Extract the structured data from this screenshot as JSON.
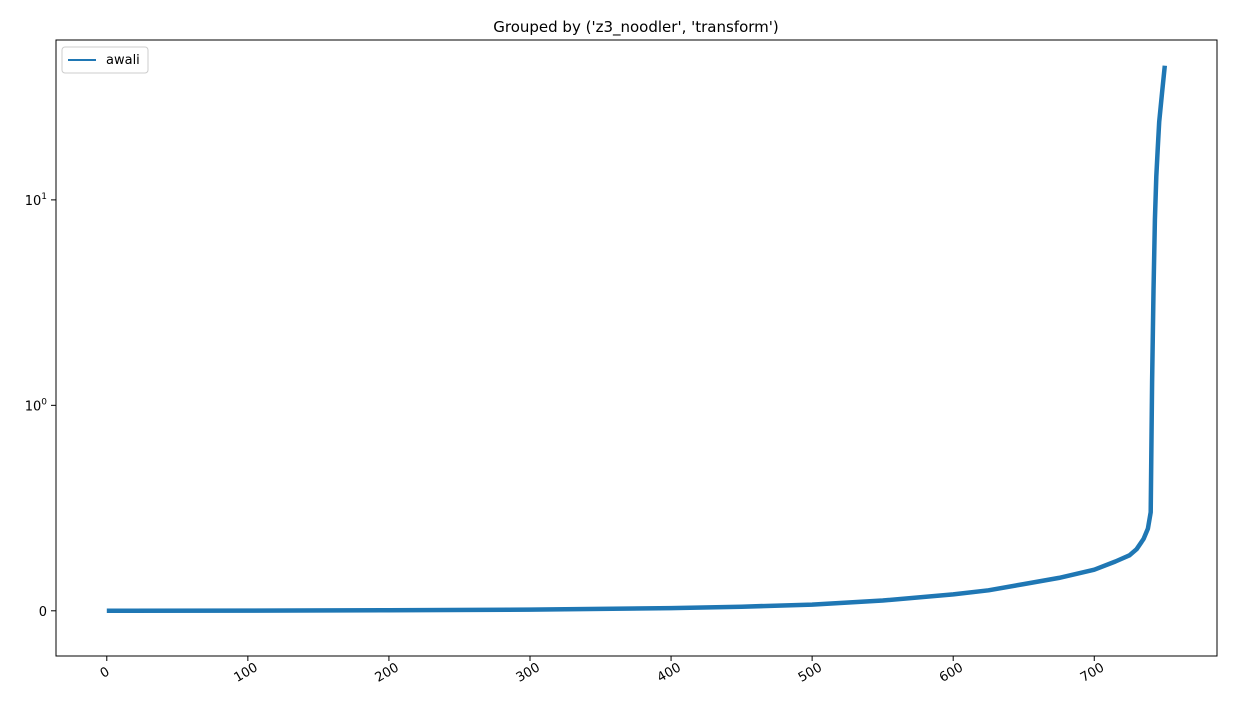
{
  "chart_data": {
    "type": "line",
    "title": "Grouped by ('z3_noodler', 'transform')",
    "xlabel": "",
    "ylabel": "",
    "xlim": [
      -36,
      787
    ],
    "yscale": "symlog",
    "ylim": [
      -0.22,
      60
    ],
    "grid": false,
    "legend_position": "top-left",
    "x_ticks": [
      {
        "value": 0,
        "label": "0"
      },
      {
        "value": 100,
        "label": "100"
      },
      {
        "value": 200,
        "label": "200"
      },
      {
        "value": 300,
        "label": "300"
      },
      {
        "value": 400,
        "label": "400"
      },
      {
        "value": 500,
        "label": "500"
      },
      {
        "value": 600,
        "label": "600"
      },
      {
        "value": 700,
        "label": "700"
      }
    ],
    "y_ticks": [
      {
        "value": 0,
        "label": "0",
        "mantissa": "",
        "exponent": ""
      },
      {
        "value": 1,
        "label": "",
        "mantissa": "10",
        "exponent": "0"
      },
      {
        "value": 10,
        "label": "",
        "mantissa": "10",
        "exponent": "1"
      }
    ],
    "series": [
      {
        "name": "awali",
        "color": "#1f77b4",
        "x": [
          0,
          100,
          200,
          300,
          400,
          450,
          500,
          550,
          600,
          625,
          650,
          675,
          700,
          715,
          725,
          730,
          735,
          738,
          740,
          741,
          742,
          743,
          744,
          745,
          746,
          748,
          750
        ],
        "y": [
          0,
          0.001,
          0.003,
          0.006,
          0.013,
          0.02,
          0.03,
          0.05,
          0.08,
          0.1,
          0.13,
          0.16,
          0.2,
          0.24,
          0.27,
          0.3,
          0.35,
          0.4,
          0.48,
          1.3,
          3.6,
          8.0,
          13.0,
          18.0,
          24.0,
          33.0,
          45.0
        ]
      }
    ]
  }
}
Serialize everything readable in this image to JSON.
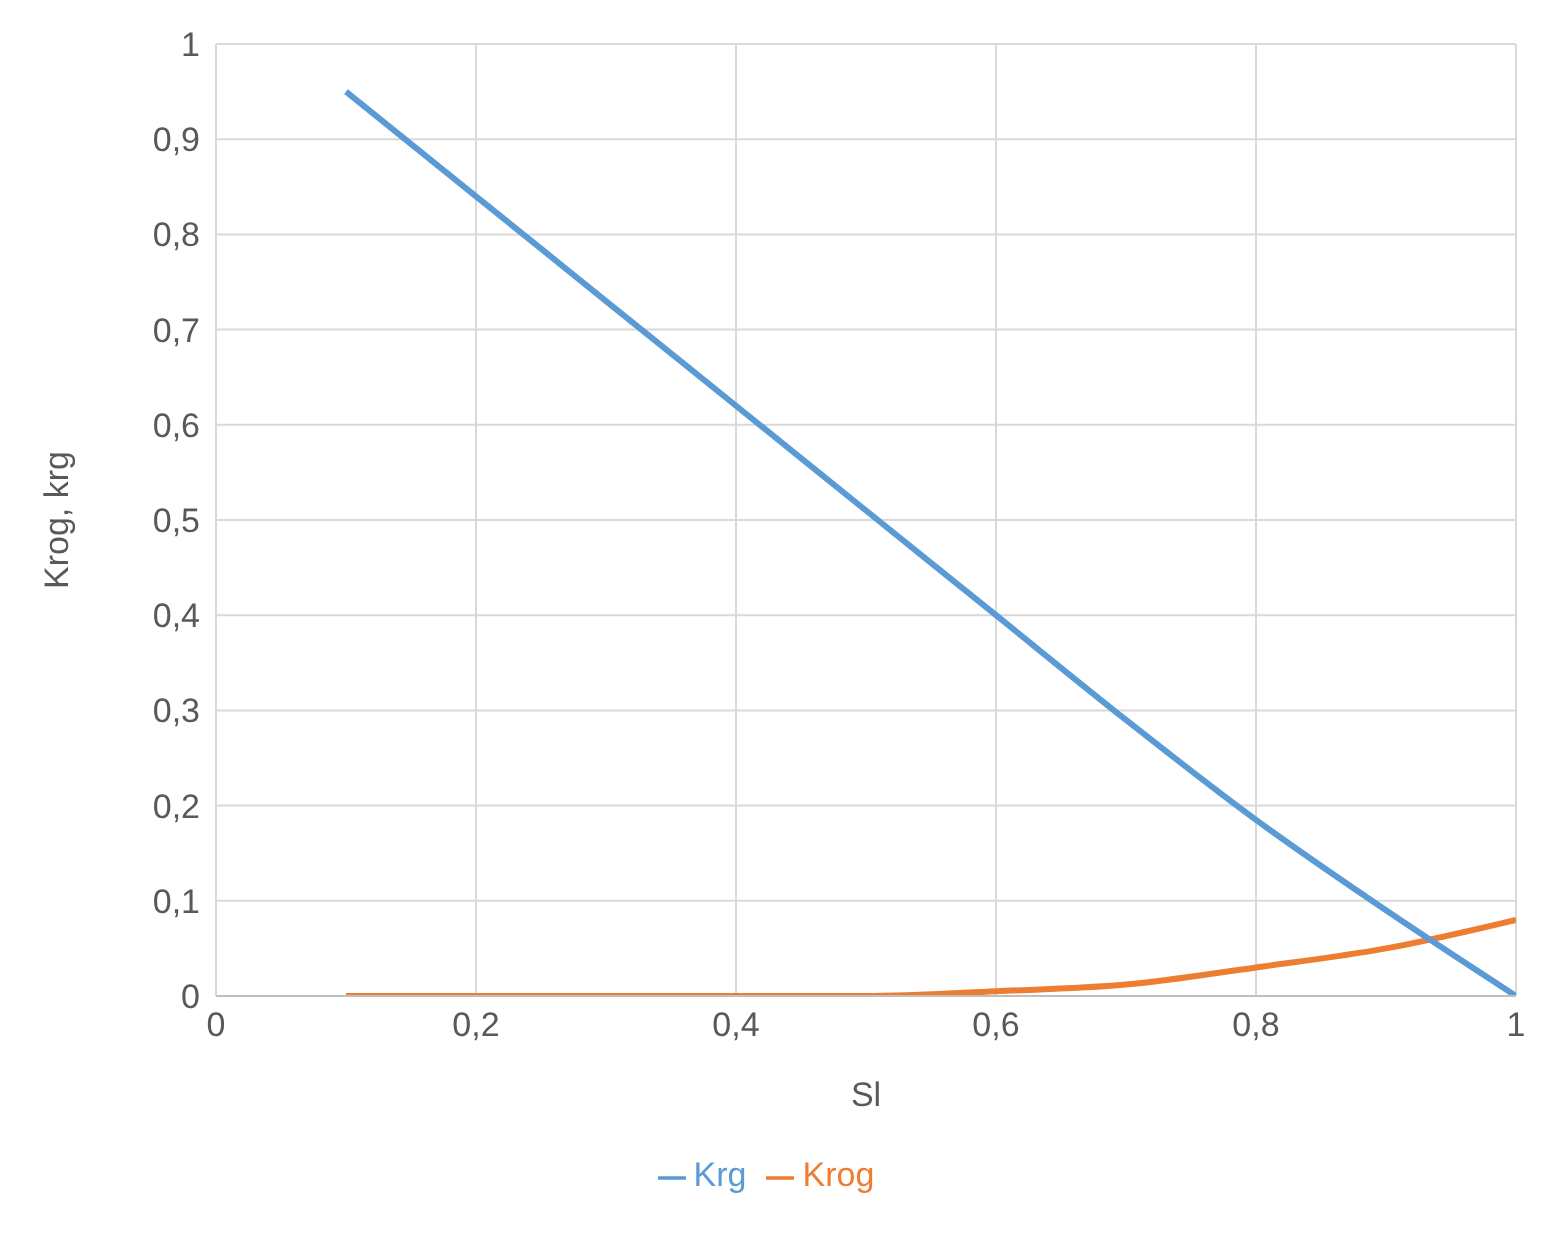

^^^^

### EXERCISE REQUIREMENTS
Repeat the lines above exactly, and keep every picture out.

### ANSWER TO THIS EXERCISE
Extract the structured data from this screenshot as JSON.
{
  "chart_data": {
    "type": "line",
    "title": "Grouped by ('z3_noodler', 'transform')",
    "xlabel": "",
    "ylabel": "",
    "xlim": [
      -36,
      787
    ],
    "yscale": "symlog",
    "ylim": [
      -0.22,
      60
    ],
    "grid": false,
    "legend_position": "top-left",
    "x_ticks": [
      {
        "value": 0,
        "label": "0"
      },
      {
        "value": 100,
        "label": "100"
      },
      {
        "value": 200,
        "label": "200"
      },
      {
        "value": 300,
        "label": "300"
      },
      {
        "value": 400,
        "label": "400"
      },
      {
        "value": 500,
        "label": "500"
      },
      {
        "value": 600,
        "label": "600"
      },
      {
        "value": 700,
        "label": "700"
      }
    ],
    "y_ticks": [
      {
        "value": 0,
        "label": "0",
        "mantissa": "",
        "exponent": ""
      },
      {
        "value": 1,
        "label": "",
        "mantissa": "10",
        "exponent": "0"
      },
      {
        "value": 10,
        "label": "",
        "mantissa": "10",
        "exponent": "1"
      }
    ],
    "series": [
      {
        "name": "awali",
        "color": "#1f77b4",
        "x": [
          0,
          100,
          200,
          300,
          400,
          450,
          500,
          550,
          600,
          625,
          650,
          675,
          700,
          715,
          725,
          730,
          735,
          738,
          740,
          741,
          742,
          743,
          744,
          745,
          746,
          748,
          750
        ],
        "y": [
          0,
          0.001,
          0.003,
          0.006,
          0.013,
          0.02,
          0.03,
          0.05,
          0.08,
          0.1,
          0.13,
          0.16,
          0.2,
          0.24,
          0.27,
          0.3,
          0.35,
          0.4,
          0.48,
          1.3,
          3.6,
          8.0,
          13.0,
          18.0,
          24.0,
          33.0,
          45.0
        ]
      }
    ]
  }
}
Serialize everything readable in this image to JSON.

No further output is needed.